# RECORDS SUPPLIED start

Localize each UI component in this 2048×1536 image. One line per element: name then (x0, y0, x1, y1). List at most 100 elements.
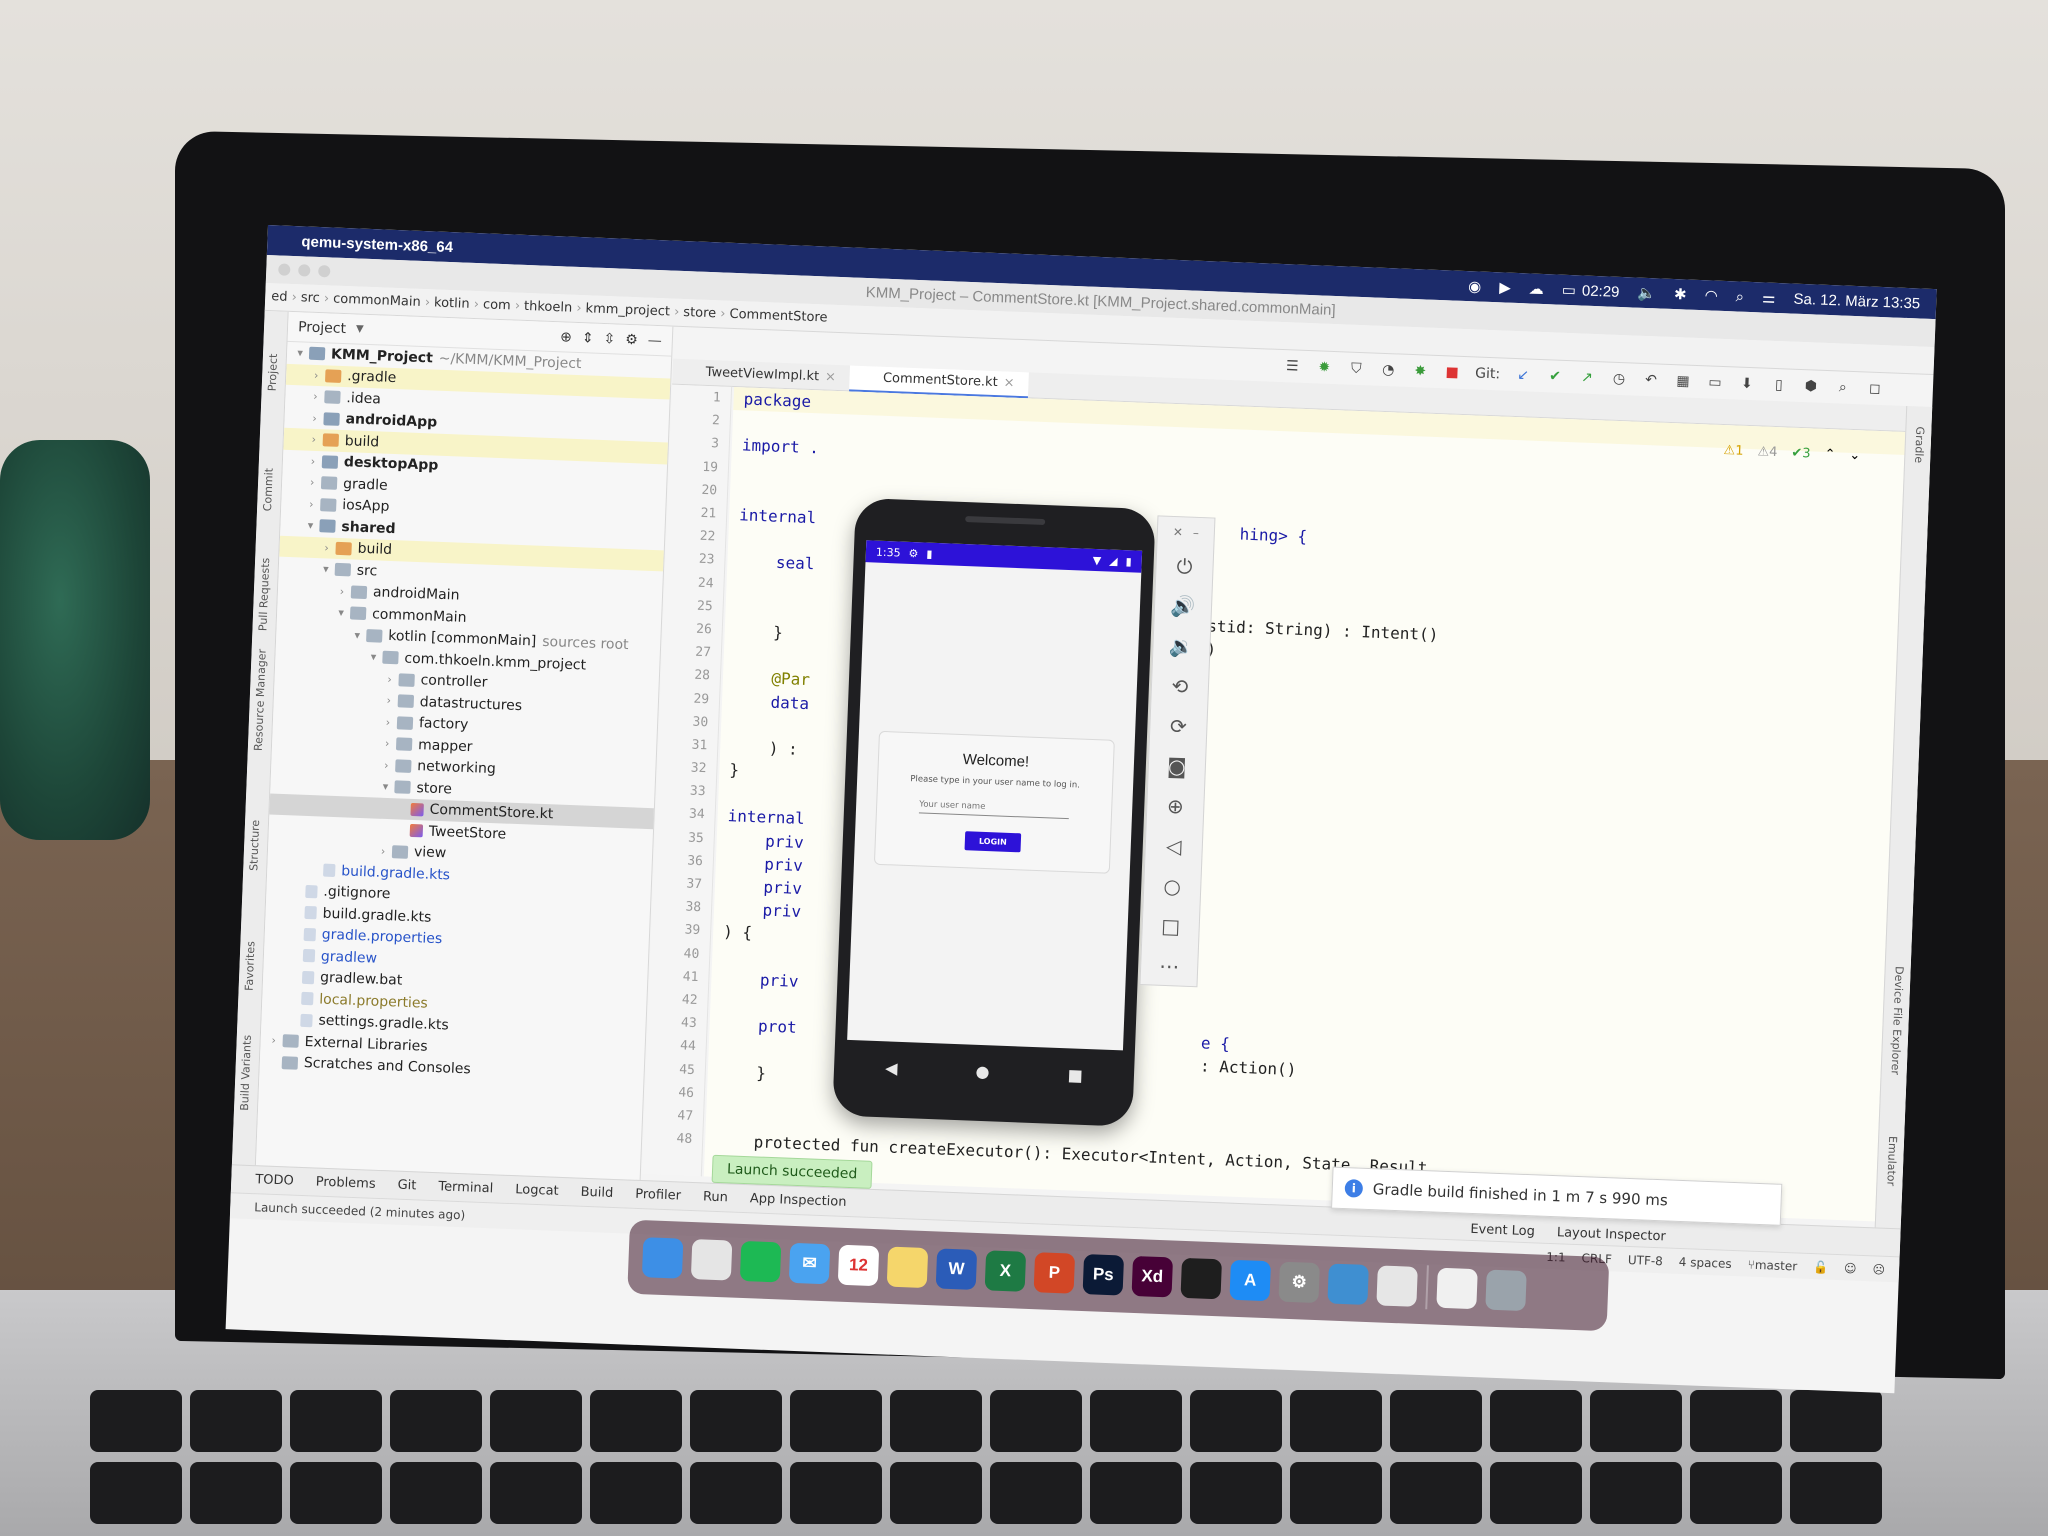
tool-logcat[interactable]: Logcat (515, 1182, 559, 1199)
tree-chevron-icon[interactable] (288, 934, 302, 935)
breadcrumb-item[interactable]: store (683, 305, 726, 322)
wifi-icon[interactable]: ◠ (1704, 286, 1718, 304)
emulator-icon[interactable]: ▯ (1770, 376, 1789, 395)
tool-window-device-file-explorer[interactable]: Device File Explorer (1889, 966, 1906, 1075)
volume-down-icon[interactable]: 🔉 (1168, 633, 1195, 660)
tree-chevron-icon[interactable]: › (304, 497, 318, 511)
other-app-icon[interactable] (1376, 1265, 1418, 1307)
event-log-link[interactable]: Event Log (1470, 1222, 1535, 1239)
battery-indicator[interactable]: ▭ 02:29 (1561, 281, 1619, 301)
tree-chevron-icon[interactable]: › (307, 411, 321, 425)
username-input[interactable] (918, 796, 1070, 820)
tree-chevron-icon[interactable]: › (376, 844, 390, 858)
chevron-down-icon[interactable]: ⌄ (1849, 448, 1860, 463)
back-icon[interactable]: ◀ (885, 1058, 898, 1077)
tree-chevron-icon[interactable]: ▾ (350, 628, 364, 642)
tree-chevron-icon[interactable] (287, 955, 301, 956)
login-button[interactable]: LOGIN (964, 831, 1022, 853)
project-view-selector[interactable]: Project (298, 319, 346, 337)
locate-icon[interactable]: ⊕ (560, 329, 572, 345)
tree-chevron-icon[interactable]: › (306, 454, 320, 468)
zoom-window-button[interactable] (318, 264, 331, 278)
record-icon[interactable]: ◉ (1468, 277, 1482, 295)
cloud-icon[interactable]: ☁ (1528, 279, 1544, 298)
tree-chevron-icon[interactable] (289, 912, 303, 913)
tool-git[interactable]: Git (397, 1178, 416, 1194)
warnings-count[interactable]: ⚠1 (1723, 443, 1743, 459)
coverage-icon[interactable]: ⛉ (1347, 360, 1366, 379)
tree-chevron-icon[interactable]: ▾ (366, 650, 380, 664)
plugin-icon[interactable]: ⬢ (1802, 377, 1821, 396)
tree-chevron-icon[interactable]: › (380, 737, 394, 751)
calendar-icon[interactable]: 12 (837, 1244, 880, 1287)
breadcrumb-item[interactable]: ed (271, 289, 297, 305)
word-icon[interactable]: W (935, 1248, 978, 1290)
breadcrumb-item[interactable]: thkoeln (524, 299, 582, 316)
tree-chevron-icon[interactable]: › (382, 672, 396, 686)
tree-chevron-icon[interactable]: ▾ (378, 780, 392, 794)
photoshop-icon[interactable]: Ps (1082, 1254, 1125, 1296)
git-commit-icon[interactable]: ✔ (1546, 367, 1565, 386)
tool-terminal[interactable]: Terminal (438, 1179, 493, 1196)
play-icon[interactable]: ▶ (1499, 278, 1511, 296)
android-studio-icon[interactable] (1327, 1263, 1369, 1305)
zoom-icon[interactable]: ⊕ (1162, 793, 1189, 820)
breadcrumb-item[interactable]: CommentStore (729, 307, 828, 326)
active-app-name[interactable]: qemu-system-x86_64 (301, 233, 453, 256)
home-icon[interactable]: ○ (1159, 873, 1186, 900)
frown-icon[interactable]: ☹ (1872, 1262, 1885, 1276)
breadcrumb-item[interactable]: com (483, 297, 521, 313)
system-preferences-icon[interactable]: ⚙ (1278, 1261, 1320, 1304)
git-update-icon[interactable]: ↙ (1514, 366, 1533, 385)
tree-chevron-icon[interactable] (307, 870, 321, 871)
breadcrumb-item[interactable]: src (301, 290, 330, 306)
app-store-icon[interactable]: A (1229, 1259, 1271, 1302)
chrome-icon[interactable] (690, 1239, 733, 1281)
breadcrumb-item[interactable]: kotlin (434, 295, 479, 312)
tree-chevron-icon[interactable]: › (335, 585, 349, 599)
tree-chevron-icon[interactable]: › (307, 433, 321, 447)
lock-icon[interactable]: 🔓 (1813, 1260, 1828, 1275)
rollback-icon[interactable]: ↶ (1642, 371, 1661, 390)
tree-chevron-icon[interactable] (286, 977, 300, 978)
recents-icon[interactable]: ■ (1067, 1065, 1083, 1085)
tree-chevron-icon[interactable] (395, 809, 409, 810)
tool-todo[interactable]: TODO (255, 1172, 294, 1188)
profile-icon[interactable]: ◔ (1379, 361, 1398, 380)
tree-chevron-icon[interactable]: ▾ (334, 606, 348, 620)
control-center-icon[interactable]: ⚌ (1762, 288, 1776, 307)
tree-chevron-icon[interactable]: › (305, 476, 319, 490)
close-icon[interactable]: ✕ (1173, 525, 1184, 539)
stop-icon[interactable]: ■ (1443, 363, 1462, 382)
indent-setting[interactable]: 4 spaces (1679, 1254, 1732, 1270)
tool-window-build-variants[interactable]: Build Variants (238, 1035, 254, 1111)
close-window-button[interactable] (278, 263, 291, 276)
tree-chevron-icon[interactable] (285, 1019, 299, 1020)
search-everywhere-icon[interactable]: ⌕ (1834, 378, 1853, 397)
chevron-down-icon[interactable]: ▼ (356, 323, 364, 334)
volume-up-icon[interactable]: 🔊 (1170, 593, 1197, 620)
document-icon[interactable] (1436, 1267, 1478, 1310)
tool-build[interactable]: Build (580, 1185, 613, 1201)
device-manager-icon[interactable]: ▭ (1706, 373, 1725, 392)
weak-warnings-count[interactable]: ⚠4 (1757, 444, 1777, 460)
powerpoint-icon[interactable]: P (1033, 1252, 1076, 1294)
tree-chevron-icon[interactable]: › (266, 1034, 280, 1048)
power-icon[interactable]: ⏻ (1171, 553, 1198, 580)
finder-icon[interactable] (641, 1237, 684, 1279)
spotify-icon[interactable] (739, 1240, 782, 1283)
tool-window-pull-requests[interactable]: Pull Requests (256, 557, 272, 631)
breadcrumb-item[interactable]: commonMain (333, 292, 431, 311)
tree-chevron-icon[interactable] (266, 1062, 280, 1063)
debug-icon[interactable]: ✹ (1315, 358, 1334, 377)
search-icon[interactable]: ⌕ (1735, 288, 1744, 305)
excel-icon[interactable]: X (984, 1250, 1027, 1292)
chevron-up-icon[interactable]: ⌃ (1824, 447, 1835, 462)
tree-chevron-icon[interactable]: › (379, 758, 393, 772)
bluetooth-icon[interactable]: ✱ (1674, 285, 1687, 303)
rotate-left-icon[interactable]: ⟲ (1166, 673, 1193, 700)
rotate-right-icon[interactable]: ⟳ (1165, 713, 1192, 740)
more-icon[interactable]: ⋯ (1156, 953, 1183, 980)
tree-chevron-icon[interactable]: ▾ (303, 519, 317, 533)
camera-icon[interactable]: ◙ (1163, 753, 1190, 780)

# RECORDS SUPPLIED end

WORK TO DO:
Write out all of the data above word for word, leaving out the pictures.

RESPONSE:
Localize each UI component in this 2048×1536 image. One line per element: name then (x0, y0, x1, y1). List at most 100 elements.
tool-logcat[interactable]: Logcat (515, 1182, 559, 1199)
tree-chevron-icon[interactable] (288, 934, 302, 935)
breadcrumb-item[interactable]: store (683, 305, 726, 322)
wifi-icon[interactable]: ◠ (1704, 286, 1718, 304)
emulator-icon[interactable]: ▯ (1770, 376, 1789, 395)
tool-window-device-file-explorer[interactable]: Device File Explorer (1889, 966, 1906, 1075)
volume-down-icon[interactable]: 🔉 (1168, 633, 1195, 660)
tree-chevron-icon[interactable]: › (304, 497, 318, 511)
other-app-icon[interactable] (1376, 1265, 1418, 1307)
event-log-link[interactable]: Event Log (1470, 1222, 1535, 1239)
battery-indicator[interactable]: ▭ 02:29 (1561, 281, 1619, 301)
tree-chevron-icon[interactable]: › (307, 411, 321, 425)
username-input[interactable] (918, 796, 1070, 820)
tree-chevron-icon[interactable]: › (376, 844, 390, 858)
chevron-down-icon[interactable]: ⌄ (1849, 448, 1860, 463)
back-icon[interactable]: ◀ (885, 1058, 898, 1077)
tree-chevron-icon[interactable]: ▾ (350, 628, 364, 642)
tree-chevron-icon[interactable] (287, 955, 301, 956)
login-button[interactable]: LOGIN (964, 831, 1022, 853)
project-view-selector[interactable]: Project (298, 319, 346, 337)
locate-icon[interactable]: ⊕ (560, 329, 572, 345)
tree-chevron-icon[interactable]: › (306, 454, 320, 468)
zoom-window-button[interactable] (318, 264, 331, 278)
record-icon[interactable]: ◉ (1468, 277, 1482, 295)
cloud-icon[interactable]: ☁ (1528, 279, 1544, 298)
tree-chevron-icon[interactable] (289, 912, 303, 913)
tool-git[interactable]: Git (397, 1178, 416, 1194)
warnings-count[interactable]: ⚠1 (1723, 443, 1743, 459)
coverage-icon[interactable]: ⛉ (1347, 360, 1366, 379)
tree-chevron-icon[interactable]: ▾ (366, 650, 380, 664)
plugin-icon[interactable]: ⬢ (1802, 377, 1821, 396)
tree-chevron-icon[interactable]: › (380, 737, 394, 751)
calendar-icon[interactable]: 12 (837, 1244, 880, 1287)
breadcrumb-item[interactable]: ed (271, 289, 297, 305)
word-icon[interactable]: W (935, 1248, 978, 1290)
breadcrumb-item[interactable]: thkoeln (524, 299, 582, 316)
tree-chevron-icon[interactable]: › (382, 672, 396, 686)
tree-chevron-icon[interactable]: ▾ (378, 780, 392, 794)
photoshop-icon[interactable]: Ps (1082, 1254, 1125, 1296)
git-commit-icon[interactable]: ✔ (1546, 367, 1565, 386)
tool-terminal[interactable]: Terminal (438, 1179, 493, 1196)
play-icon[interactable]: ▶ (1499, 278, 1511, 296)
android-studio-icon[interactable] (1327, 1263, 1369, 1305)
zoom-icon[interactable]: ⊕ (1162, 793, 1189, 820)
breadcrumb-item[interactable]: CommentStore (729, 307, 828, 326)
active-app-name[interactable]: qemu-system-x86_64 (301, 233, 453, 256)
home-icon[interactable]: ○ (1159, 873, 1186, 900)
frown-icon[interactable]: ☹ (1872, 1262, 1885, 1276)
breadcrumb-item[interactable]: com (483, 297, 521, 313)
system-preferences-icon[interactable]: ⚙ (1278, 1261, 1320, 1304)
git-update-icon[interactable]: ↙ (1514, 366, 1533, 385)
tree-chevron-icon[interactable] (307, 870, 321, 871)
breadcrumb-item[interactable]: src (301, 290, 330, 306)
app-store-icon[interactable]: A (1229, 1259, 1271, 1302)
chrome-icon[interactable] (690, 1239, 733, 1281)
breadcrumb-item[interactable]: kotlin (434, 295, 479, 312)
tree-chevron-icon[interactable]: › (335, 585, 349, 599)
tree-chevron-icon[interactable]: › (307, 433, 321, 447)
lock-icon[interactable]: 🔓 (1813, 1260, 1828, 1275)
rollback-icon[interactable]: ↶ (1642, 371, 1661, 390)
tree-chevron-icon[interactable] (286, 977, 300, 978)
recents-icon[interactable]: ■ (1067, 1065, 1083, 1085)
tree-chevron-icon[interactable] (395, 809, 409, 810)
tool-todo[interactable]: TODO (255, 1172, 294, 1188)
profile-icon[interactable]: ◔ (1379, 361, 1398, 380)
tree-chevron-icon[interactable]: ▾ (334, 606, 348, 620)
control-center-icon[interactable]: ⚌ (1762, 288, 1776, 307)
tree-chevron-icon[interactable]: › (305, 476, 319, 490)
close-icon[interactable]: ✕ (1173, 525, 1184, 539)
stop-icon[interactable]: ■ (1443, 363, 1462, 382)
indent-setting[interactable]: 4 spaces (1679, 1254, 1732, 1270)
tool-window-build-variants[interactable]: Build Variants (238, 1035, 254, 1111)
close-window-button[interactable] (278, 263, 291, 276)
tree-chevron-icon[interactable] (285, 1019, 299, 1020)
search-everywhere-icon[interactable]: ⌕ (1834, 378, 1853, 397)
chevron-down-icon[interactable]: ▼ (356, 323, 364, 334)
volume-up-icon[interactable]: 🔊 (1170, 593, 1197, 620)
document-icon[interactable] (1436, 1267, 1478, 1310)
tool-build[interactable]: Build (580, 1185, 613, 1201)
device-manager-icon[interactable]: ▭ (1706, 373, 1725, 392)
weak-warnings-count[interactable]: ⚠4 (1757, 444, 1777, 460)
powerpoint-icon[interactable]: P (1033, 1252, 1076, 1294)
tree-chevron-icon[interactable]: › (266, 1034, 280, 1048)
power-icon[interactable]: ⏻ (1171, 553, 1198, 580)
finder-icon[interactable] (641, 1237, 684, 1279)
spotify-icon[interactable] (739, 1240, 782, 1283)
tool-window-pull-requests[interactable]: Pull Requests (256, 557, 272, 631)
breadcrumb-item[interactable]: commonMain (333, 292, 431, 311)
tree-chevron-icon[interactable] (266, 1062, 280, 1063)
debug-icon[interactable]: ✹ (1315, 358, 1334, 377)
search-icon[interactable]: ⌕ (1735, 288, 1744, 305)
excel-icon[interactable]: X (984, 1250, 1027, 1292)
chevron-up-icon[interactable]: ⌃ (1824, 447, 1835, 462)
tree-chevron-icon[interactable]: › (379, 758, 393, 772)
bluetooth-icon[interactable]: ✱ (1674, 285, 1687, 303)
rotate-left-icon[interactable]: ⟲ (1166, 673, 1193, 700)
rotate-right-icon[interactable]: ⟳ (1165, 713, 1192, 740)
more-icon[interactable]: ⋯ (1156, 953, 1183, 980)
tree-chevron-icon[interactable]: ▾ (303, 519, 317, 533)
camera-icon[interactable]: ◙ (1163, 753, 1190, 780)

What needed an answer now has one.